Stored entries

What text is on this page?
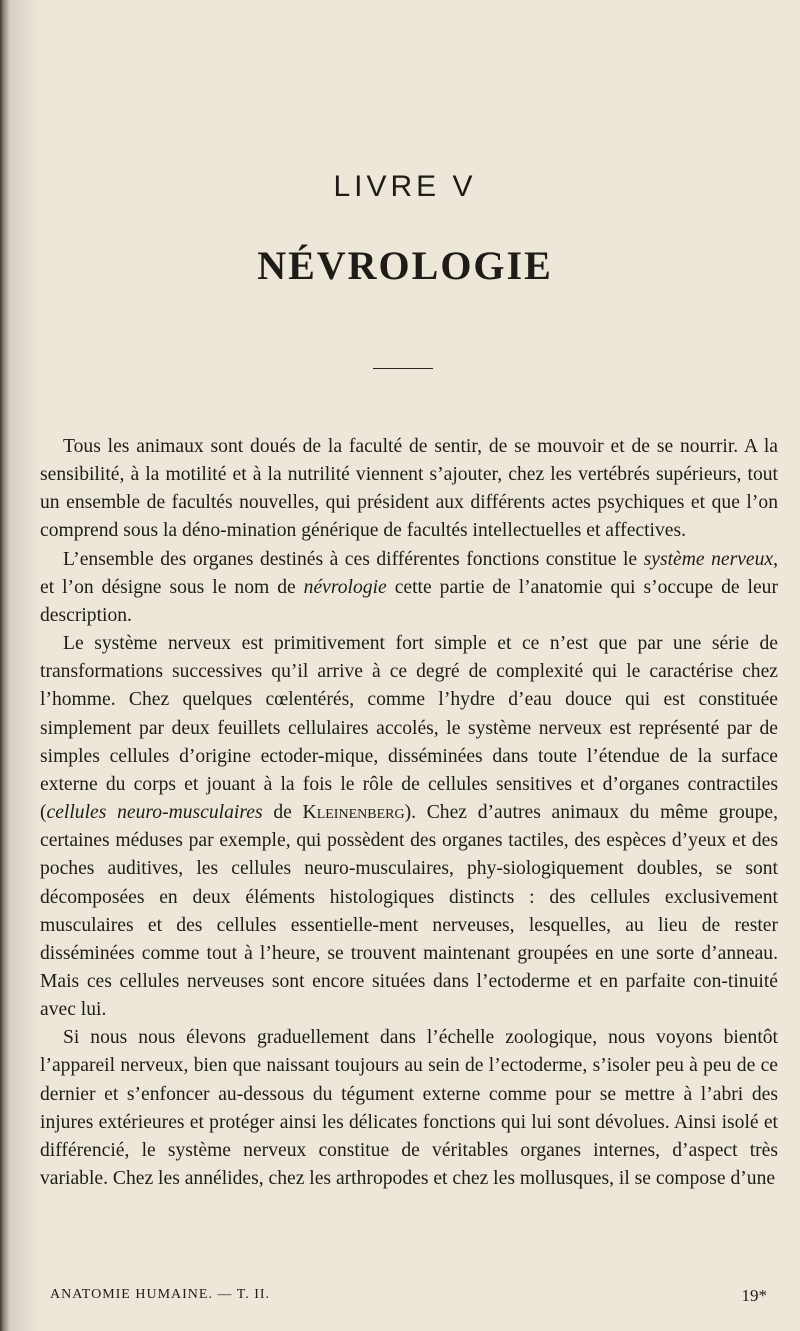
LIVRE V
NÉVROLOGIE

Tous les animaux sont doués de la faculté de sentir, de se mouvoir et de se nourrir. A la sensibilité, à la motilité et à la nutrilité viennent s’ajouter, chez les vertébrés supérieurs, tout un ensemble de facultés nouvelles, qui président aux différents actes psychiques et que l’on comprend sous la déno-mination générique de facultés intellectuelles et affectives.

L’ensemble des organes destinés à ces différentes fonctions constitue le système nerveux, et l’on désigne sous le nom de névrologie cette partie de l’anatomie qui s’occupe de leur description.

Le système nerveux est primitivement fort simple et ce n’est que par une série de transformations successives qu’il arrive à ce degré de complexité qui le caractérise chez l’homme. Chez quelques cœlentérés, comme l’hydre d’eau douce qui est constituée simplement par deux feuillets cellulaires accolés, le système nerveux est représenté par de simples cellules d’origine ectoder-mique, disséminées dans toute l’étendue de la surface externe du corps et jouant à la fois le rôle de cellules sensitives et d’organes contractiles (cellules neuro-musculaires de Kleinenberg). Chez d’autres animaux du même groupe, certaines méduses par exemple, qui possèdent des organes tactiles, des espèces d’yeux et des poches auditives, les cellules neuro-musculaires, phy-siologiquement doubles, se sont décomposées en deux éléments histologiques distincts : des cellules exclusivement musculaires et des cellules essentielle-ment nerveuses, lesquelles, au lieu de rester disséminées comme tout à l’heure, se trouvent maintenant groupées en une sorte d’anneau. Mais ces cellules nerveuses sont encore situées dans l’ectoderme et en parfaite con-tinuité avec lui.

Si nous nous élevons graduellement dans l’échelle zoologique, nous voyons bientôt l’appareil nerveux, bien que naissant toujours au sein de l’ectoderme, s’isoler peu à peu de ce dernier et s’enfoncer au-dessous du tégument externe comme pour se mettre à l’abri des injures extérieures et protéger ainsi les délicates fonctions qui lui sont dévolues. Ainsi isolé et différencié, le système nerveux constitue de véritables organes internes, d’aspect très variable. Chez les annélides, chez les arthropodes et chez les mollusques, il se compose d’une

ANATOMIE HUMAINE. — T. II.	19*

### Problem requirements
Strip out the pictures and quote the remaining data word for word.

### Answer to the task
What text is on this page?
LIVRE V
NÉVROLOGIE

Tous les animaux sont doués de la faculté de sentir, de se mouvoir et de se nourrir. A la sensibilité, à la motilité et à la nutrilité viennent s’ajouter, chez les vertébrés supérieurs, tout un ensemble de facultés nouvelles, qui président aux différents actes psychiques et que l’on comprend sous la déno-mination générique de facultés intellectuelles et affectives.

L’ensemble des organes destinés à ces différentes fonctions constitue le système nerveux, et l’on désigne sous le nom de névrologie cette partie de l’anatomie qui s’occupe de leur description.

Le système nerveux est primitivement fort simple et ce n’est que par une série de transformations successives qu’il arrive à ce degré de complexité qui le caractérise chez l’homme. Chez quelques cœlentérés, comme l’hydre d’eau douce qui est constituée simplement par deux feuillets cellulaires accolés, le système nerveux est représenté par de simples cellules d’origine ectoder-mique, disséminées dans toute l’étendue de la surface externe du corps et jouant à la fois le rôle de cellules sensitives et d’organes contractiles (cellules neuro-musculaires de Kleinenberg). Chez d’autres animaux du même groupe, certaines méduses par exemple, qui possèdent des organes tactiles, des espèces d’yeux et des poches auditives, les cellules neuro-musculaires, phy-siologiquement doubles, se sont décomposées en deux éléments histologiques distincts : des cellules exclusivement musculaires et des cellules essentielle-ment nerveuses, lesquelles, au lieu de rester disséminées comme tout à l’heure, se trouvent maintenant groupées en une sorte d’anneau. Mais ces cellules nerveuses sont encore situées dans l’ectoderme et en parfaite con-tinuité avec lui.

Si nous nous élevons graduellement dans l’échelle zoologique, nous voyons bientôt l’appareil nerveux, bien que naissant toujours au sein de l’ectoderme, s’isoler peu à peu de ce dernier et s’enfoncer au-dessous du tégument externe comme pour se mettre à l’abri des injures extérieures et protéger ainsi les délicates fonctions qui lui sont dévolues. Ainsi isolé et différencié, le système nerveux constitue de véritables organes internes, d’aspect très variable. Chez les annélides, chez les arthropodes et chez les mollusques, il se compose d’une

ANATOMIE HUMAINE. — T. II.	19*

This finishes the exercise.